> _Task instructions_
Pick out all lines of the entries that include the word "검소하게" and copy them.

(Recorded data)
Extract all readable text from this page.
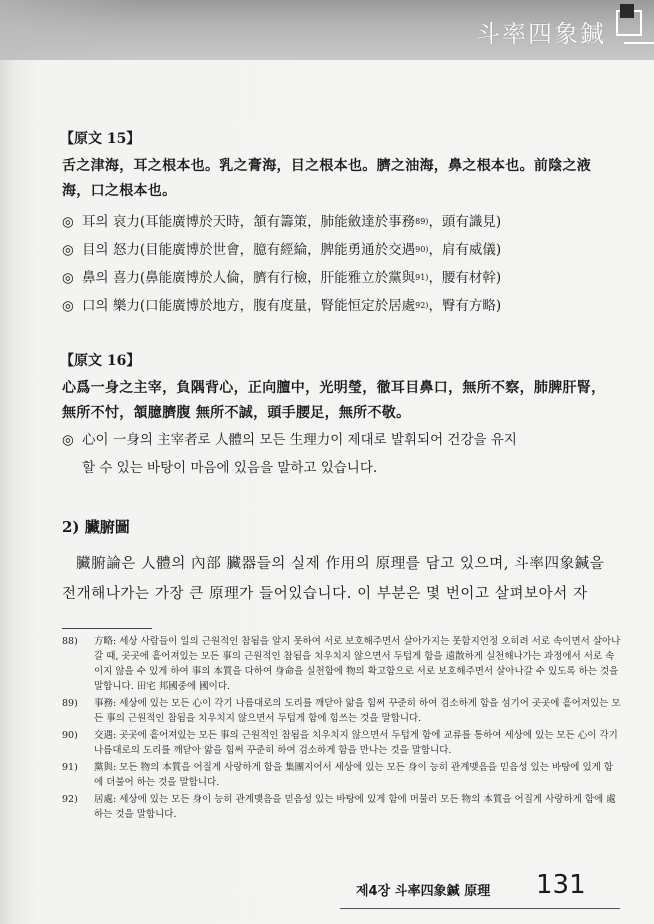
斗率四象鍼
【原文 15】
舌之津海，耳之根本也。乳之膏海，目之根本也。臍之油海，鼻之根本也。前陰之液海，口之根本也。
◎ 耳의 哀力 (耳能廣博於天時，頷有籌策，肺能斂達於事務 89) ，頭有識見)
◎ 目의 怒力 (目能廣博於世會，臆有經綸，脾能勇通於交遇 90) ，肩有威儀)
◎ 鼻의 喜力 (鼻能廣博於人倫，臍有行檢，肝能雅立於黨與 91) ，腰有材幹)
◎ 口의 樂力 (口能廣博於地方，腹有度量，腎能恒定於居處 92) ，臀有方略)
【原文 16】
心爲一身之主宰，負隅背心，正向膻中，光明瑩，徹耳目鼻口，無所不察，肺脾肝腎，無所不忖，頷臆臍腹 無所不誠，頭手腰足，無所不敬。
◎ 心이 一身의 主宰者로 人體의 모든 生理力이 제대로 발휘되어 건강을 유지
할 수 있는 바탕이 마음에 있음을 말하고 있습니다.
2) 臟腑圖

臟腑論은 人體의 內部 臟器들의 실제 作用의 原理를 담고 있으며, 斗率四象鍼을 전개해나가는 가장 큰 原理가 들어있습니다. 이 부분은 몇 번이고 살펴보아서 자

88)	方略: 세상 사람들이 일의 근원적인 참됨을 알지 못하여 서로 보호해주면서 살아가지는 못함지언정 오히려 서로 속이면서 살아나갈 때, 곳곳에 흩어져있는 모든 事의 근원적인 참됨을 치우치지 않으면서 두텁게 함을 遠散하게 실천해나가는 과정에서 서로 속이지 않을 수 있게 하여 事의 本質을 다하여 身命을 실천함에 物의 확고함으로 서로 보호해주면서 살아나갈 수 있도록 하는 것을 말합니다. 田宅 邦國중에 國이다.
89)	事務: 세상에 있는 모든 心이 각기 나름대로의 도리를 깨닫아 앎을 힘써 꾸준히 하여 검소하게 함을 섬기어 곳곳에 흩어져있는 모든 事의 근원적인 참됨을 치우치지 않으면서 두텁게 함에 힘쓰는 것을 말합니다.
90)	交遇: 곳곳에 흩어져있는 모든 事의 근원적인 참됨을 치우치지 않으면서 두텁게 함에 교류를 통하여 세상에 있는 모든 心이 각기 나름대로의 도리를 깨닫아 앎을 힘써 꾸준히 하여 검소하게 함을 만나는 것을 말합니다.
91)	黨與: 모든 物의 本質을 어질게 사랑하게 함을 集團지어서 세상에 있는 모든 身이 능히 관계맺음을 믿음성 있는 바탕에 있게 함에 더불어 하는 것을 말합니다.
92)	居處: 세상에 있는 모든 身이 능히 관계맺음을 믿음성 있는 바탕에 있게 함에 머물러 모든 物의 本質을 어질게 사랑하게 함에 處하는 것을 말합니다.
제4장 斗率四象鍼 原理 131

> _Exercise solution_
89)	事務: 세상에 있는 모든 心이 각기 나름대로의 도리를 깨닫아 앎을 힘써 꾸준히 하여 검소하게 함을 섬기어 곳곳에 흩어져있는 모든 事의 근원적인 참됨을 치우치지 않으면서 두텁게 함에 힘쓰는 것을 말합니다.
90)	交遇: 곳곳에 흩어져있는 모든 事의 근원적인 참됨을 치우치지 않으면서 두텁게 함에 교류를 통하여 세상에 있는 모든 心이 각기 나름대로의 도리를 깨닫아 앎을 힘써 꾸준히 하여 검소하게 함을 만나는 것을 말합니다.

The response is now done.